Trabalho feito para a Pós em Cinema Documentário, na FGV. Reflexões sobre a frase de Antonioni.


“Não nos iludamos: no mesmo momento em que nos inspira, a realidade se torna nosso inimigo número um”. (Michelangelo Antonioni, Comincio a capire, Valverde: Il Girasole Edizioni, 1999.)

Real... ou não

Realidade. Do latim realitate e, de acordo com o Dicionário Brasileiro Globo, qualidade do que é real; aquilo que existe de fato. Mas e diante das câmeras? Será que a realidade, quando captada pelas lentes do documentarista, é a mesma de quando não há alguém filmando? Podemos acreditar que tudo o que vemos num documentário é real e, consequentemente, representa o que de fato existe? Hoje, a resposta para as duas perguntas é a mesma: não. Mas já foi diferente.

No final do século XIX e no início do XX, o cinema dava seus primeiros passos e, ao redor do mundo, vários realizadores filmaram o cotidiano de cidades, revelaram povos desconhecidos, etc. Os filmes eram observações neutras de um evento, na maioria das vezes feitos de um só plano e não tinham narrativas elaboradas. Queriam apenas mostrar o desconhecido. Não contavam histórias. Retratavam a realidade sem interferências. Tinham apenas valor documental.

Informações extraídas:
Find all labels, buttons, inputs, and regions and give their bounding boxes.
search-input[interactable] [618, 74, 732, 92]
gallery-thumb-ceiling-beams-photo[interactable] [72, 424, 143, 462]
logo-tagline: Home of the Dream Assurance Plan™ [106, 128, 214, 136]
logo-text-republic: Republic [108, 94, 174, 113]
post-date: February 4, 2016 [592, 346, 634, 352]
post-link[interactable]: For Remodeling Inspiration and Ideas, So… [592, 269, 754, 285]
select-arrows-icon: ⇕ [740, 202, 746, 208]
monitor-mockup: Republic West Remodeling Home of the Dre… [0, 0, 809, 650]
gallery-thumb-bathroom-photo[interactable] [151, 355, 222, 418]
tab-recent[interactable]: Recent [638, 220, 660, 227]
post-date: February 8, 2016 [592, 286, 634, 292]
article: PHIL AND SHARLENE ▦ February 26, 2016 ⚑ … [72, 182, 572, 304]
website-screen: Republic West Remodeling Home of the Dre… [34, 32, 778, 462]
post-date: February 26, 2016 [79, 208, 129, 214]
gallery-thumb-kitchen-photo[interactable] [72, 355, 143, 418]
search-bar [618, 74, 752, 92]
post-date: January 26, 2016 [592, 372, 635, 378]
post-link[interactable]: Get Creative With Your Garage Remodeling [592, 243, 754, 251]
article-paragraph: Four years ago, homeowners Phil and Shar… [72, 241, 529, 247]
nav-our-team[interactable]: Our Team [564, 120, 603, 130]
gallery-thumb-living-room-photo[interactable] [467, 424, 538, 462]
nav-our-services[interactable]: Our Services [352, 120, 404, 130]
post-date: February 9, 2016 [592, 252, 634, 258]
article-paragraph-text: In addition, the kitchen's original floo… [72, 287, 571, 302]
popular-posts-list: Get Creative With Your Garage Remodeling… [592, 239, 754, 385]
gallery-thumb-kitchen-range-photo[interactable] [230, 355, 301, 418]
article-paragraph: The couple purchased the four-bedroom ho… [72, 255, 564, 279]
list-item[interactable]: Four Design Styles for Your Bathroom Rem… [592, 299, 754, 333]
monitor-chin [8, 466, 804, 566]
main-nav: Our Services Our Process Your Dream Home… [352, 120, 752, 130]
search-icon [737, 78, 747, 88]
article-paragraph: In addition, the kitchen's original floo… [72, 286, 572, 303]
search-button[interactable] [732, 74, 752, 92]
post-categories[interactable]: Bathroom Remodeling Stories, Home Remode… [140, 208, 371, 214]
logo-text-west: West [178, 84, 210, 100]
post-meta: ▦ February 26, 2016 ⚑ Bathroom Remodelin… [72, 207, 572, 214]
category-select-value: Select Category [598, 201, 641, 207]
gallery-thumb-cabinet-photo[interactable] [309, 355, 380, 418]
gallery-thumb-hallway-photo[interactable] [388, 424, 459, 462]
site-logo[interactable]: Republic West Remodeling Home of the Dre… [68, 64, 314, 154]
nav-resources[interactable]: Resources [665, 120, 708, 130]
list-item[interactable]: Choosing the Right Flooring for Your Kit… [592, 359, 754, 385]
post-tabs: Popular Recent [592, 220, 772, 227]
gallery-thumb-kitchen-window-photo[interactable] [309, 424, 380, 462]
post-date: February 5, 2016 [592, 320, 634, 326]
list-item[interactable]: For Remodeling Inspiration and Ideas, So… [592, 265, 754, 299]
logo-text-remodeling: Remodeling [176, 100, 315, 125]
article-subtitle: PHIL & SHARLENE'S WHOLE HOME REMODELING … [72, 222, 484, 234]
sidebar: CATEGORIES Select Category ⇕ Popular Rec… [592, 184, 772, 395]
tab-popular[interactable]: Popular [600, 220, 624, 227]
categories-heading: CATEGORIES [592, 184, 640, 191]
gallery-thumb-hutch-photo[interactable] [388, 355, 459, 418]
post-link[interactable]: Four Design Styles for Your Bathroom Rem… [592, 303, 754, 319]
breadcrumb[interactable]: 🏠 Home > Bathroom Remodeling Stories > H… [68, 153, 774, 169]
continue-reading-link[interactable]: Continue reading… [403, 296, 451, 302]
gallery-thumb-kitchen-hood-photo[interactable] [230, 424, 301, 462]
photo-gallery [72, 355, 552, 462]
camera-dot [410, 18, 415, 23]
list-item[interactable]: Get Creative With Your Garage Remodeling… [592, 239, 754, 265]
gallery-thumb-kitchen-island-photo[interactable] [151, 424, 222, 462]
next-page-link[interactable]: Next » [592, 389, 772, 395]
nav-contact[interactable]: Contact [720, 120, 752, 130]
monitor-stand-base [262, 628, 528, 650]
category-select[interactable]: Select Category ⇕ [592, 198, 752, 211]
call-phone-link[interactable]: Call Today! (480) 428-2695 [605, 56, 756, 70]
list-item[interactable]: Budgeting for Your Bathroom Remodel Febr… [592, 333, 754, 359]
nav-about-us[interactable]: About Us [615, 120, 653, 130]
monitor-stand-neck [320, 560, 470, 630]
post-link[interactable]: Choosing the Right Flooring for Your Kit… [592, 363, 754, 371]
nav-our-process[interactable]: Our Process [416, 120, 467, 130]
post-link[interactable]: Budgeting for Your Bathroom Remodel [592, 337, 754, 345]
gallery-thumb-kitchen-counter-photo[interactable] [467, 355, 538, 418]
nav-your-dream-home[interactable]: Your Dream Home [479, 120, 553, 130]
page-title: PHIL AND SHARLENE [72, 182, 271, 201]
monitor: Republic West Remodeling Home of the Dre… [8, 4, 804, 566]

Objetivo proposto: Você pode retomar o trecho sobre a realidade no cinema documentário e seguir escrevendo a partir da última frase dele?

Resultado do exercício:
É “Nanook do norte”, de Robert J. Flaherty, considerado o primeiro longa-metragem documentário, que simboliza a mudança. O diretor recriou, reencenou o cotidiano de um grupo de esquimós, para mostrar ao público como era a vida daquele povo que vivia em regiões próximas ao Círculo Polar Ártico. Um exemplo aparece quando Flaherty, que não queria mostrar que os esquimós caçavam usando armas de fogo, pede que Nanook e seus companheiros matem uma morsa usando arpões. O diretor construiu a “realidade” que aparece nas telas como sendo o modo de vida dos esquimós, quando, na verdade, eles já não faziam várias das atividades filmadas há muitos anos. Ao mesmo tempo em que inspirou Flaherty, o real se tornou seu grande inimigo e, para driblá-lo, o diretor utilizou procedimentos de ficção, o “de novo”, para chegar ao resultado que queria.

Quase um século depois, documentaristas continuam vendo, testemunhando e observando diferentes pessoas, lugares, culturas e crenças, em busca de novas formas narrativas. Em todos os casos, seja retratando o outro ou a nós mesmos, a realidade inspira e impõe inúmeras dificuldades.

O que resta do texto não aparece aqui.